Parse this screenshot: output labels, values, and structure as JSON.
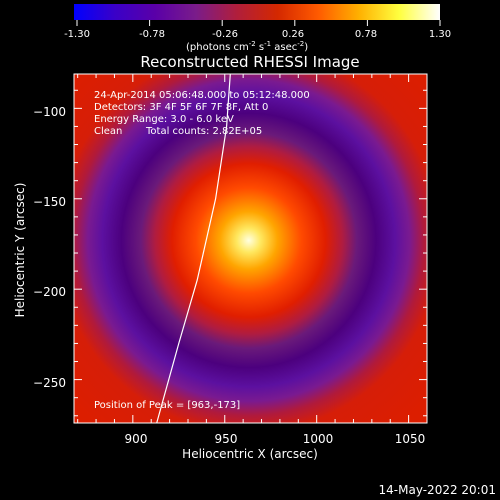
{
  "colorbar": {
    "ticks": [
      "-1.30",
      "-0.78",
      "-0.26",
      "0.26",
      "0.78",
      "1.30"
    ],
    "min": -1.3,
    "max": 1.3,
    "units_main": "(photons cm",
    "units_exp1": "-2",
    "units_mid": " s",
    "units_exp2": "-1",
    "units_end": " asec",
    "units_exp3": "-2",
    "units_close": ")",
    "colors": [
      "#0000ff",
      "#3a00c8",
      "#5a00a8",
      "#7a1c8a",
      "#b01e3c",
      "#d42800",
      "#ff5a00",
      "#ffb000",
      "#ffff40",
      "#ffffff"
    ]
  },
  "chart_data": {
    "type": "heatmap",
    "title": "Reconstructed RHESSI Image",
    "xlabel": "Heliocentric X (arcsec)",
    "ylabel": "Heliocentric Y (arcsec)",
    "xlim": [
      868,
      1060
    ],
    "ylim": [
      -274,
      -81
    ],
    "xticks": [
      900,
      950,
      1000,
      1050
    ],
    "yticks": [
      -100,
      -150,
      -200,
      -250
    ],
    "xtick_labels": [
      "900",
      "950",
      "1000",
      "1050"
    ],
    "ytick_labels": [
      "−100",
      "−150",
      "−200",
      "−250"
    ],
    "peak": [
      963,
      -173
    ],
    "limb_curve": [
      [
        913,
        -274
      ],
      [
        925,
        -230
      ],
      [
        935,
        -195
      ],
      [
        945,
        -150
      ],
      [
        951,
        -110
      ],
      [
        953,
        -81
      ]
    ],
    "annotations": {
      "time": "24-Apr-2014 05:06:48.000 to 05:12:48.000",
      "detectors": "Detectors: 3F 4F 5F 6F 7F 8F, Att 0",
      "energy": "Energy Range: 3.0 - 6.0 keV",
      "clean": "Clean",
      "counts": "Total counts: 2.82E+05",
      "peak_text": "Position of Peak = [963,-173]"
    }
  },
  "footer_date": "14-May-2022 20:01"
}
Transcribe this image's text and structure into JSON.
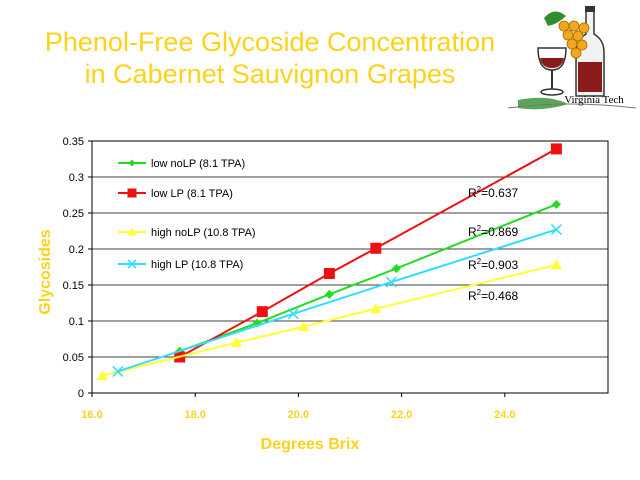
{
  "title_lines": [
    "Phenol-Free Glycoside Concentration",
    "in Cabernet Sauvignon Grapes"
  ],
  "logo": {
    "caption": "Virginia Tech",
    "icon": "grape-wine-logo-icon"
  },
  "chart_data": {
    "type": "line",
    "title": "Phenol-Free Glycoside Concentration in Cabernet Sauvignon Grapes",
    "xlabel": "Degrees Brix",
    "ylabel": "Glycosides",
    "xlim": [
      16.0,
      26.0
    ],
    "ylim": [
      0,
      0.35
    ],
    "x_ticks": [
      16.0,
      18.0,
      20.0,
      22.0,
      24.0
    ],
    "x_tick_labels": [
      "16.0",
      "18.0",
      "20.0",
      "22.0",
      "24.0"
    ],
    "y_ticks": [
      0,
      0.05,
      0.1,
      0.15,
      0.2,
      0.25,
      0.3,
      0.35
    ],
    "y_tick_labels": [
      "0",
      "0.05",
      "0.1",
      "0.15",
      "0.2",
      "0.25",
      "0.3",
      "0.35"
    ],
    "grid": "horizontal",
    "legend_position": "top-left",
    "series": [
      {
        "name": "low noLP (8.1 TPA)",
        "color": "#22dd22",
        "marker": "diamond",
        "points": [
          [
            17.7,
            0.058
          ],
          [
            19.2,
            0.097
          ],
          [
            20.6,
            0.137
          ],
          [
            21.9,
            0.173
          ],
          [
            25.0,
            0.262
          ]
        ]
      },
      {
        "name": "low LP (8.1 TPA)",
        "color": "#ee1111",
        "marker": "square",
        "points": [
          [
            17.7,
            0.05
          ],
          [
            19.3,
            0.113
          ],
          [
            20.6,
            0.166
          ],
          [
            21.5,
            0.201
          ],
          [
            25.0,
            0.339
          ]
        ]
      },
      {
        "name": "high noLP (10.8 TPA)",
        "color": "#ffff33",
        "marker": "triangle",
        "points": [
          [
            16.2,
            0.024
          ],
          [
            18.8,
            0.07
          ],
          [
            20.1,
            0.092
          ],
          [
            21.5,
            0.117
          ],
          [
            25.0,
            0.178
          ]
        ]
      },
      {
        "name": "high LP (10.8 TPA)",
        "color": "#33ddff",
        "marker": "x",
        "points": [
          [
            16.5,
            0.03
          ],
          [
            19.9,
            0.11
          ],
          [
            21.8,
            0.154
          ],
          [
            25.0,
            0.227
          ]
        ]
      }
    ],
    "annotations": [
      "R2=0.637",
      "R2=0.869",
      "R2=0.903",
      "R2=0.468"
    ]
  }
}
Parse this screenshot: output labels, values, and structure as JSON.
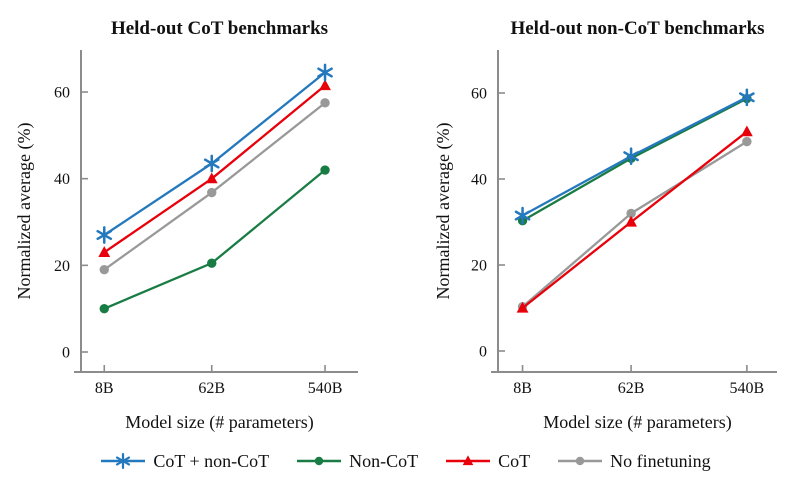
{
  "figure": {
    "ylabel": "Normalized average (%)",
    "xlabel": "Model size (# parameters)"
  },
  "chart_data": [
    {
      "type": "line",
      "title": "Held-out CoT benchmarks",
      "xlabel": "Model size (# parameters)",
      "ylabel": "Normalized average (%)",
      "x_scale": "log",
      "categories": [
        "8B",
        "62B",
        "540B"
      ],
      "yticks": [
        0,
        20,
        40,
        60
      ],
      "ylim": [
        -4.5,
        70
      ],
      "grid": false,
      "series": [
        {
          "name": "No finetuning",
          "color": "#999999",
          "marker": "circle",
          "values": [
            19.0,
            36.8,
            57.5
          ]
        },
        {
          "name": "Non-CoT",
          "color": "#1a7c45",
          "marker": "circle",
          "values": [
            10.0,
            20.5,
            42.0
          ]
        },
        {
          "name": "CoT",
          "color": "#e8000b",
          "marker": "triangle",
          "values": [
            23.0,
            40.0,
            61.5
          ]
        },
        {
          "name": "CoT + non-CoT",
          "color": "#2478bd",
          "marker": "star",
          "values": [
            27.0,
            43.5,
            64.5
          ]
        }
      ]
    },
    {
      "type": "line",
      "title": "Held-out non-CoT benchmarks",
      "xlabel": "Model size (# parameters)",
      "ylabel": "Normalized average (%)",
      "x_scale": "log",
      "categories": [
        "8B",
        "62B",
        "540B"
      ],
      "yticks": [
        0,
        20,
        40,
        60
      ],
      "ylim": [
        -4.5,
        70
      ],
      "grid": false,
      "series": [
        {
          "name": "No finetuning",
          "color": "#999999",
          "marker": "circle",
          "values": [
            10.3,
            32.0,
            48.7
          ]
        },
        {
          "name": "Non-CoT",
          "color": "#1a7c45",
          "marker": "circle",
          "values": [
            30.3,
            44.8,
            58.7
          ]
        },
        {
          "name": "CoT",
          "color": "#e8000b",
          "marker": "triangle",
          "values": [
            10.0,
            30.0,
            51.0
          ]
        },
        {
          "name": "CoT + non-CoT",
          "color": "#2478bd",
          "marker": "star",
          "values": [
            31.5,
            45.3,
            59.0
          ]
        }
      ]
    }
  ],
  "legend": {
    "items": [
      {
        "label": "CoT + non-CoT",
        "color": "#2478bd",
        "marker": "star"
      },
      {
        "label": "Non-CoT",
        "color": "#1a7c45",
        "marker": "circle"
      },
      {
        "label": "CoT",
        "color": "#e8000b",
        "marker": "triangle"
      },
      {
        "label": "No finetuning",
        "color": "#999999",
        "marker": "circle"
      }
    ]
  }
}
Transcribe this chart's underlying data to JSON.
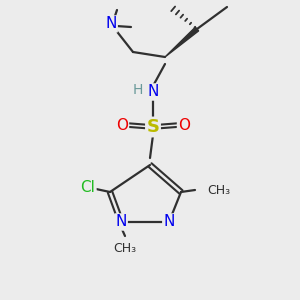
{
  "bg_color": "#ececec",
  "atom_colors": {
    "C": "#404040",
    "N": "#0000ee",
    "O": "#ee0000",
    "S": "#bbbb00",
    "Cl": "#22bb22",
    "H": "#6a9a9a"
  },
  "bond_color": "#303030",
  "figsize": [
    3.0,
    3.0
  ],
  "dpi": 100
}
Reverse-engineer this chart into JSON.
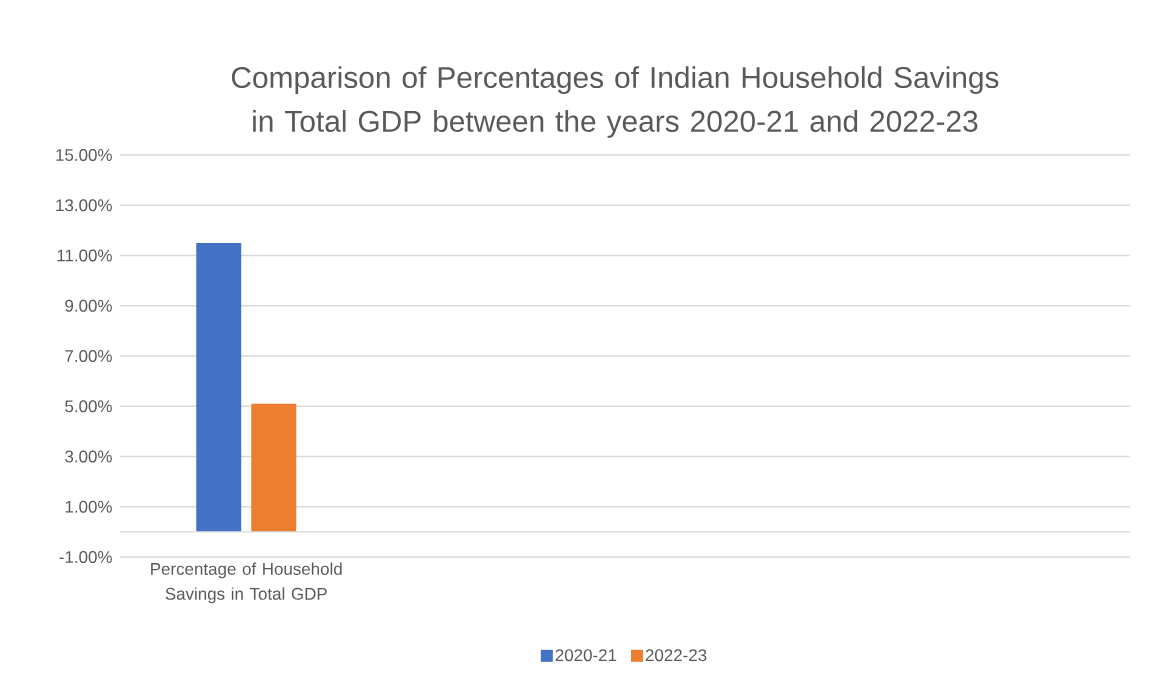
{
  "chart_data": {
    "type": "bar",
    "title": "Comparison of Percentages of Indian Household Savings in Total GDP between the years 2020-21 and 2022-23",
    "categories": [
      "Percentage of Household Savings in Total GDP",
      null,
      null,
      null
    ],
    "series": [
      {
        "name": "2020-21",
        "color": "#4472c4",
        "values": [
          11.5,
          null,
          null,
          null
        ]
      },
      {
        "name": "2022-23",
        "color": "#ed7d31",
        "values": [
          5.1,
          null,
          null,
          null
        ]
      }
    ],
    "ylim": [
      -1,
      15
    ],
    "yticks": [
      {
        "value": -1,
        "label": "-1.00%"
      },
      {
        "value": 1,
        "label": "1.00%"
      },
      {
        "value": 3,
        "label": "3.00%"
      },
      {
        "value": 5,
        "label": "5.00%"
      },
      {
        "value": 7,
        "label": "7.00%"
      },
      {
        "value": 9,
        "label": "9.00%"
      },
      {
        "value": 11,
        "label": "11.00%"
      },
      {
        "value": 13,
        "label": "13.00%"
      },
      {
        "value": 15,
        "label": "15.00%"
      }
    ],
    "grid": "y",
    "legend": "bottom"
  }
}
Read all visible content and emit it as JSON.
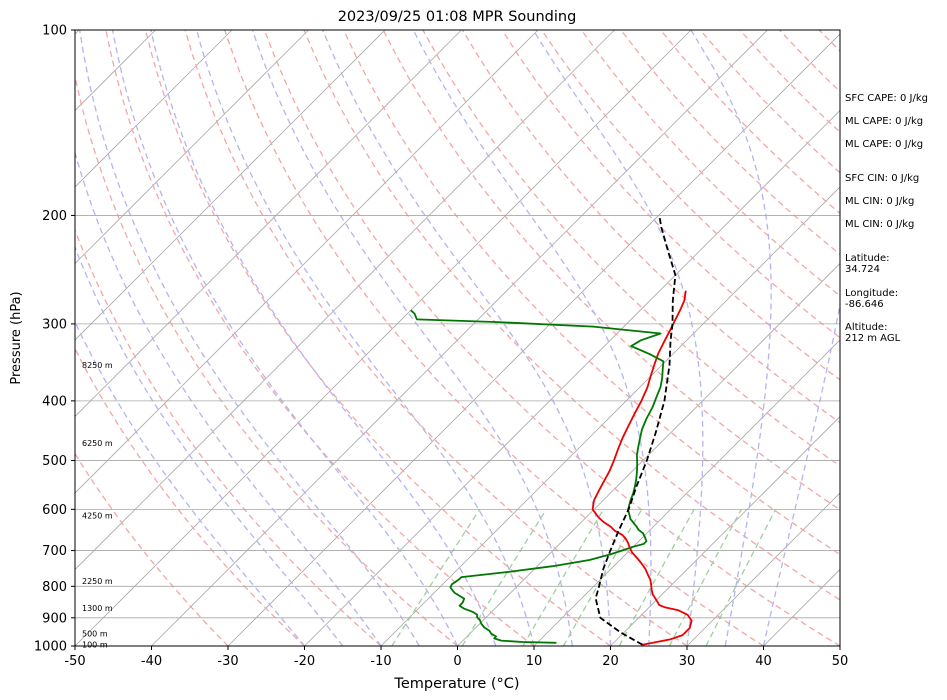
———
▶ **Aim of the task**
Track down every line of the material containing the string "high", and copy it.

▶ **Reply to the task**
        "name": "high noLP (10.8 TPA)",
        "name": "high LP (10.8 TPA)",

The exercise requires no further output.